LISTED RECORDS =>
•••••

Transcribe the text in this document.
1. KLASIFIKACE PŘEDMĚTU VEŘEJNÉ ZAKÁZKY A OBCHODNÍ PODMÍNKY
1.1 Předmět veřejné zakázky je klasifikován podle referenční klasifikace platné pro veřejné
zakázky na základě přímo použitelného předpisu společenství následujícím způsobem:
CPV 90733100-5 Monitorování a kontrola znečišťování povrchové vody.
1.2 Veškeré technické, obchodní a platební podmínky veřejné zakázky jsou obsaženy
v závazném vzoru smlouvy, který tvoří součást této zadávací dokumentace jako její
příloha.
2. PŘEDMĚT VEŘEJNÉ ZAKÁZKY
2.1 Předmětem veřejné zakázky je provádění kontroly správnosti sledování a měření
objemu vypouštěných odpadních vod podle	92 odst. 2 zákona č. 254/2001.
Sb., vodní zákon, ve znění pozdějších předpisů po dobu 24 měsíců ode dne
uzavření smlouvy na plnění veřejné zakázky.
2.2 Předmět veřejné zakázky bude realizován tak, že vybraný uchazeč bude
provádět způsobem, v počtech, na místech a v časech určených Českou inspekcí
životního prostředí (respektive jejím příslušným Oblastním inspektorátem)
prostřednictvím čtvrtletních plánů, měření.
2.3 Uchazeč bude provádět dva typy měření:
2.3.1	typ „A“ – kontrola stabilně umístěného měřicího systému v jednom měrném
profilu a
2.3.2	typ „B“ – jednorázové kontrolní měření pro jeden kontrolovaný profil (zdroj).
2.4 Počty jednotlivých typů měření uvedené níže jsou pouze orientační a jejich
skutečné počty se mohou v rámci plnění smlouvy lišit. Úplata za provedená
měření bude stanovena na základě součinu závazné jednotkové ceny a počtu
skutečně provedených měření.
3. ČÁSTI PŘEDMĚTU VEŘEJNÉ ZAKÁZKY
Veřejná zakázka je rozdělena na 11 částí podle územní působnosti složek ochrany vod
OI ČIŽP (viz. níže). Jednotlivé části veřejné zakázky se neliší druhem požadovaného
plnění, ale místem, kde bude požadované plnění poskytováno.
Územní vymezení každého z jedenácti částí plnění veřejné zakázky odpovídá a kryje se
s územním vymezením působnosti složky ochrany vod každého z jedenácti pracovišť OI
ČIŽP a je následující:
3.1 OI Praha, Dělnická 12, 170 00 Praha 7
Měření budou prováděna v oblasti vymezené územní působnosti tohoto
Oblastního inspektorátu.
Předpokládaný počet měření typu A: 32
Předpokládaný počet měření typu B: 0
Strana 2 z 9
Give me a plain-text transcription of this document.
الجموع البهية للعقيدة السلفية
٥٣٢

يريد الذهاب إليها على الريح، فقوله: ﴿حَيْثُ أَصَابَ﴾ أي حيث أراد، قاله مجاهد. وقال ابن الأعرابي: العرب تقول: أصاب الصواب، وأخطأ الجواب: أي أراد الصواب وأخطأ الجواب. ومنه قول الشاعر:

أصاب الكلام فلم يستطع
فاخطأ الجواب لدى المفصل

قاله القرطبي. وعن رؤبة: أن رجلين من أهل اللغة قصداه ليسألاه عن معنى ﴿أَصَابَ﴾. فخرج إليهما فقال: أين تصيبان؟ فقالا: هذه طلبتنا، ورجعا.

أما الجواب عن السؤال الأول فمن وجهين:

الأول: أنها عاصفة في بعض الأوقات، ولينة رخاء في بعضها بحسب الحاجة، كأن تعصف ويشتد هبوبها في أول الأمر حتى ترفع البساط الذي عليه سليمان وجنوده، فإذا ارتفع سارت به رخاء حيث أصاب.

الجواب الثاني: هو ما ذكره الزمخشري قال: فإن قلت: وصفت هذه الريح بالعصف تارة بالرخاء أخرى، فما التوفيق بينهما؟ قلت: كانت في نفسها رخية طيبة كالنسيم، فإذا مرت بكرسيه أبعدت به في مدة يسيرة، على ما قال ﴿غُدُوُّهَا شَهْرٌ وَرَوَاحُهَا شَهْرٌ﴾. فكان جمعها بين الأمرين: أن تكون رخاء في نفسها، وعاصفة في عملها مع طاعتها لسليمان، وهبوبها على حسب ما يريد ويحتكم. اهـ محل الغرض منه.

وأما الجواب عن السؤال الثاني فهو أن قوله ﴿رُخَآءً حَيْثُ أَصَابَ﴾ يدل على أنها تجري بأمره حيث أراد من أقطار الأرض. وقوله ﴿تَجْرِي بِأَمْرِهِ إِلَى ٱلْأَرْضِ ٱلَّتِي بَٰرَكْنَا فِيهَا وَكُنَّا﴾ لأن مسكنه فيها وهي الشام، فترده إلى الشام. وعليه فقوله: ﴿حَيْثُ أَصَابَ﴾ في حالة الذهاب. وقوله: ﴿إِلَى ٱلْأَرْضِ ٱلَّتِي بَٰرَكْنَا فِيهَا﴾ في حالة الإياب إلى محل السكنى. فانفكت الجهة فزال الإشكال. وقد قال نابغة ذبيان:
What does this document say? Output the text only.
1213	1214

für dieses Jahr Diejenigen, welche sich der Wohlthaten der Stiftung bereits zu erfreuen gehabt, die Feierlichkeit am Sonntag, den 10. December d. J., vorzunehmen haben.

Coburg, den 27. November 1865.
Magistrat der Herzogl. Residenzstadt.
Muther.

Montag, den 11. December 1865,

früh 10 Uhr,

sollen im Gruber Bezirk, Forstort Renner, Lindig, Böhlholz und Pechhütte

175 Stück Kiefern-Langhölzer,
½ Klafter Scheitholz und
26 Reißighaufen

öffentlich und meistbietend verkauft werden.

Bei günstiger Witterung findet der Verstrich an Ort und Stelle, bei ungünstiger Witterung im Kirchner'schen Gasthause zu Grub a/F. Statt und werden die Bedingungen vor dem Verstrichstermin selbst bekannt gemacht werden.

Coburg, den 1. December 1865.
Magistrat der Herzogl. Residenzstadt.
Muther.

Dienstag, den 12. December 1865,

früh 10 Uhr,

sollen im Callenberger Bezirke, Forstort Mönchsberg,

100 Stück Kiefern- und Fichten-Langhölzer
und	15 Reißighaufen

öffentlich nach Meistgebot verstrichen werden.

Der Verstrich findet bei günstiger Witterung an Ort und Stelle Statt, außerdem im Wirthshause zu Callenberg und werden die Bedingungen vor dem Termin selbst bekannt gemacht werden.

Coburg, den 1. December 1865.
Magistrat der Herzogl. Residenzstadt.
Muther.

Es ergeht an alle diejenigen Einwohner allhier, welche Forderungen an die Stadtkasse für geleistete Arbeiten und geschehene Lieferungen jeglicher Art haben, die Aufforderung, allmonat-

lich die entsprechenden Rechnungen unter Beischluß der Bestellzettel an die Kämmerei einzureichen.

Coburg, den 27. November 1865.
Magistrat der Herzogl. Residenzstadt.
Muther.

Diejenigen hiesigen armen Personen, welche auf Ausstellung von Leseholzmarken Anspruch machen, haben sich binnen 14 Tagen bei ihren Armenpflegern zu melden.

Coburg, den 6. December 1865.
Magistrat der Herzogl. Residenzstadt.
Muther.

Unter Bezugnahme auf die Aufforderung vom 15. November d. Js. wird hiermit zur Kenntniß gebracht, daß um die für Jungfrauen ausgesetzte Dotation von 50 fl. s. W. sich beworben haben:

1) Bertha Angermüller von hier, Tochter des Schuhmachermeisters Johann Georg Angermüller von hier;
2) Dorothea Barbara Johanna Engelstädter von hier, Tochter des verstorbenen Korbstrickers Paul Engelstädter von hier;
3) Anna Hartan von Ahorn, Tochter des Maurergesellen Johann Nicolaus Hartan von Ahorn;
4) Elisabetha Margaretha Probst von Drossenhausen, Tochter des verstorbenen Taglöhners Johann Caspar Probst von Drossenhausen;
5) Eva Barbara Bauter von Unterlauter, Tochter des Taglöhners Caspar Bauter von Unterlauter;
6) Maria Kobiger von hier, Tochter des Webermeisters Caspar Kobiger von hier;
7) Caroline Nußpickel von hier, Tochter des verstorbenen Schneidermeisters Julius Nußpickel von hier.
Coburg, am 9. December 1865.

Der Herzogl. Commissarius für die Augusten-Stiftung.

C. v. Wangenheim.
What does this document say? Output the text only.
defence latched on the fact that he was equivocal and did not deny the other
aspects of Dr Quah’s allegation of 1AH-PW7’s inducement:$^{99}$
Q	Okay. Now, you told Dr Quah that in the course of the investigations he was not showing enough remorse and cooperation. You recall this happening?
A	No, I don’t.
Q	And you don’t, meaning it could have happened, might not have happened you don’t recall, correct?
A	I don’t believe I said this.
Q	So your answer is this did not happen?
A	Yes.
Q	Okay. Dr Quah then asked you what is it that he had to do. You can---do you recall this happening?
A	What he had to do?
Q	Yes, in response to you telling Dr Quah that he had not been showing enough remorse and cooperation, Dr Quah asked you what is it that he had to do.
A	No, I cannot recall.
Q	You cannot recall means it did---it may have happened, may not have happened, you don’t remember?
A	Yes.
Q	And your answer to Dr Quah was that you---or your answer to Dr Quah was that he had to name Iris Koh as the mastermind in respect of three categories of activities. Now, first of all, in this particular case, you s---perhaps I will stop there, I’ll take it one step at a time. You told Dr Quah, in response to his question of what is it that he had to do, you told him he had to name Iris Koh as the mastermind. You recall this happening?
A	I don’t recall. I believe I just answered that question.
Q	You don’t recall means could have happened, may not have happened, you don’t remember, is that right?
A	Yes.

•••••

PROBLEM REQUIREMENTS => Search the data for "فقوله". Copy every line that has it.

OUTPUT OF THE TASK =>
يريد الذهاب إليها على الريح، فقوله: ﴿حَيْثُ أَصَابَ﴾ أي حيث أراد، قاله مجاهد. وقال ابن الأعرابي: العرب تقول: أصاب الصواب، وأخطأ الجواب: أي أراد الصواب وأخطأ الجواب. ومنه قول الشاعر:
وأما الجواب عن السؤال الثاني فهو أن قوله ﴿رُخَآءً حَيْثُ أَصَابَ﴾ يدل على أنها تجري بأمره حيث أراد من أقطار الأرض. وقوله ﴿تَجْرِي بِأَمْرِهِ إِلَى ٱلْأَرْضِ ٱلَّتِي بَٰرَكْنَا فِيهَا وَكُنَّا﴾ لأن مسكنه فيها وهي الشام، فترده إلى الشام. وعليه فقوله: ﴿حَيْثُ أَصَابَ﴾ في حالة الذهاب. وقوله: ﴿إِلَى ٱلْأَرْضِ ٱلَّتِي بَٰرَكْنَا فِيهَا﴾ في حالة الإياب إلى محل السكنى. فانفكت الجهة فزال الإشكال. وقد قال نابغة ذبيان:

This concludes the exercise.